# Dataset entries
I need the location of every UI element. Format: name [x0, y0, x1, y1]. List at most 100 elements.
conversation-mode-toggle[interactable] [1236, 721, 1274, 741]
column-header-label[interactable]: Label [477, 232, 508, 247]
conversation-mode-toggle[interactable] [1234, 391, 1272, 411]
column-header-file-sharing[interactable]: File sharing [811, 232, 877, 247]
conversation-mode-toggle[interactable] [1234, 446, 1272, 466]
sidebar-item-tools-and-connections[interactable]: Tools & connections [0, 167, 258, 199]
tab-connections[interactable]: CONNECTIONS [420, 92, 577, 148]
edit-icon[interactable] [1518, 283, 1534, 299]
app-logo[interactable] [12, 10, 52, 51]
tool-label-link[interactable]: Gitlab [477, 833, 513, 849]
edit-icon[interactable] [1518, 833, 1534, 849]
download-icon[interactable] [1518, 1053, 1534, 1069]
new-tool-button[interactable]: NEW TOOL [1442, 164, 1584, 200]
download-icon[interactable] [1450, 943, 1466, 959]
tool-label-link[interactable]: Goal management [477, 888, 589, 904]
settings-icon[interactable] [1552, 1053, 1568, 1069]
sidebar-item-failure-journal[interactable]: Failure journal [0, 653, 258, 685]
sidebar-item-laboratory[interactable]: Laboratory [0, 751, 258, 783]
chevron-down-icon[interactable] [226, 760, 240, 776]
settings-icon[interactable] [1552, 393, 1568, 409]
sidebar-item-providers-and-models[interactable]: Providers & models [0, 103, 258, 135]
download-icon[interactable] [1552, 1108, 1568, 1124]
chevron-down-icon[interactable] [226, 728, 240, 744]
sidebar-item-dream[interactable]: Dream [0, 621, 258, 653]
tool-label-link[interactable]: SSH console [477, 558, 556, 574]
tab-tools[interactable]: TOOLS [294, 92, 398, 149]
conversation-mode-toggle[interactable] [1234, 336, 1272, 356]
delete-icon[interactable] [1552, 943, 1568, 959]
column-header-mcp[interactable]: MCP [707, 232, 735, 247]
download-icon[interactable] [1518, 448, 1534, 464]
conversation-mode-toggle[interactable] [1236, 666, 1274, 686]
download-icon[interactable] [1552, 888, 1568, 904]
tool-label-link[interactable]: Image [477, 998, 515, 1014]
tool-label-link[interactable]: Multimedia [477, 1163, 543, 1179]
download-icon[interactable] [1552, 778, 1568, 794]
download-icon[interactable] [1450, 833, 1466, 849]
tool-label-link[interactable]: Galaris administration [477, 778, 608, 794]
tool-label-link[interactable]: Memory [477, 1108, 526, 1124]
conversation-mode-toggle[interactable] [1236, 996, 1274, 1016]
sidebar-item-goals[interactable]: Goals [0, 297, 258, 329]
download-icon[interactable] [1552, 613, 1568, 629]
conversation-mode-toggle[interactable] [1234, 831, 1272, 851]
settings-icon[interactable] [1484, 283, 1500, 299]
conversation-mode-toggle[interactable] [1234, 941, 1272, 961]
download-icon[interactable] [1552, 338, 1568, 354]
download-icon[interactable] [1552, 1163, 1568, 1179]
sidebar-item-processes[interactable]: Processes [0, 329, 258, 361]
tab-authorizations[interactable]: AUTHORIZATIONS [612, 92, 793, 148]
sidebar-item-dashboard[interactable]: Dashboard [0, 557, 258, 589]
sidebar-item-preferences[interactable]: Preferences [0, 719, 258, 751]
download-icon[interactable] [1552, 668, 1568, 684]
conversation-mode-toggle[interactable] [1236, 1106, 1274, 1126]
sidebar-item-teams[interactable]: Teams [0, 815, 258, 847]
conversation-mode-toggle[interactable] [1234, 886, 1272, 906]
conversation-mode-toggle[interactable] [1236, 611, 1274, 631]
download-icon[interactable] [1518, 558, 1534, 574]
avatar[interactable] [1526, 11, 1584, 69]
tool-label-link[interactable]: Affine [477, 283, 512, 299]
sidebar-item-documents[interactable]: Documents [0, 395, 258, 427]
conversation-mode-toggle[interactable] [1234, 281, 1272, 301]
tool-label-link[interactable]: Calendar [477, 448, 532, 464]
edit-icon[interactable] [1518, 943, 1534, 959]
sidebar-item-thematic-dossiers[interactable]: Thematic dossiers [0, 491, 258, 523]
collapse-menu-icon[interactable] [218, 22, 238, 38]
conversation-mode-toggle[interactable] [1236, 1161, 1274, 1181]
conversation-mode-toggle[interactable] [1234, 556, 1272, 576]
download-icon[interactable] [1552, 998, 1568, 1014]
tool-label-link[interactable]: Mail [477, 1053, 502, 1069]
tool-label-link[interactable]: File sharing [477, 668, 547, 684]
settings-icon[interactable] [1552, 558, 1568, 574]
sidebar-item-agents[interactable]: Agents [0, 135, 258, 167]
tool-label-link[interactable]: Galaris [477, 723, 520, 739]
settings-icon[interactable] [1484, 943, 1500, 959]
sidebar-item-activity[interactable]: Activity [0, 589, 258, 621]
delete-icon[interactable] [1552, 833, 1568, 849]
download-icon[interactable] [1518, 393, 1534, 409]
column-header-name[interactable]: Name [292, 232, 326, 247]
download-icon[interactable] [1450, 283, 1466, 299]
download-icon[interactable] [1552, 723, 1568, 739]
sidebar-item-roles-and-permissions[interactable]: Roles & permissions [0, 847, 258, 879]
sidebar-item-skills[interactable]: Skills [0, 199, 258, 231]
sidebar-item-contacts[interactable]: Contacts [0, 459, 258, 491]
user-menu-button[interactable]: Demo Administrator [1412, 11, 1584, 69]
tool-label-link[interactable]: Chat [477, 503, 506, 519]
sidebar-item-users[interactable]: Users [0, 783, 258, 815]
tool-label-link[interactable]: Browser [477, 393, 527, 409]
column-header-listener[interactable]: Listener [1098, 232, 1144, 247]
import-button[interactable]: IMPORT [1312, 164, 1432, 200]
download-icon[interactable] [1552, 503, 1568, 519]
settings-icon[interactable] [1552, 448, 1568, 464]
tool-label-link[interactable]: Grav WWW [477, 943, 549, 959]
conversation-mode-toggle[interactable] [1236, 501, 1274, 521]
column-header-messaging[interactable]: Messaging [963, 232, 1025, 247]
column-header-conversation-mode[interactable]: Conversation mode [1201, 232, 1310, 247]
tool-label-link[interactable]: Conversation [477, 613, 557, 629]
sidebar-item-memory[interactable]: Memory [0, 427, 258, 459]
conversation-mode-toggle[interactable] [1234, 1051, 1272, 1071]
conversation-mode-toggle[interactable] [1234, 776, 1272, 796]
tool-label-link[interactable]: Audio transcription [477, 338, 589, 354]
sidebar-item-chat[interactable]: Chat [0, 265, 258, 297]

# GOAL
Rewrite the lines from the start of the entries through the line containing "tool-label-link[interactable]: Gitlab [477, 833, 513, 849]", putting "chat-mode-switch" wherever "conversation-mode-toggle" appears and leaving everything else untouched.

# PROBLEM SOLUTION
I need the location of every UI element. Format: name [x0, y0, x1, y1]. List at most 100 elements.
chat-mode-switch[interactable] [1236, 721, 1274, 741]
column-header-label[interactable]: Label [477, 232, 508, 247]
chat-mode-switch[interactable] [1234, 391, 1272, 411]
column-header-file-sharing[interactable]: File sharing [811, 232, 877, 247]
chat-mode-switch[interactable] [1234, 446, 1272, 466]
sidebar-item-tools-and-connections[interactable]: Tools & connections [0, 167, 258, 199]
tab-connections[interactable]: CONNECTIONS [420, 92, 577, 148]
edit-icon[interactable] [1518, 283, 1534, 299]
app-logo[interactable] [12, 10, 52, 51]
tool-label-link[interactable]: Gitlab [477, 833, 513, 849]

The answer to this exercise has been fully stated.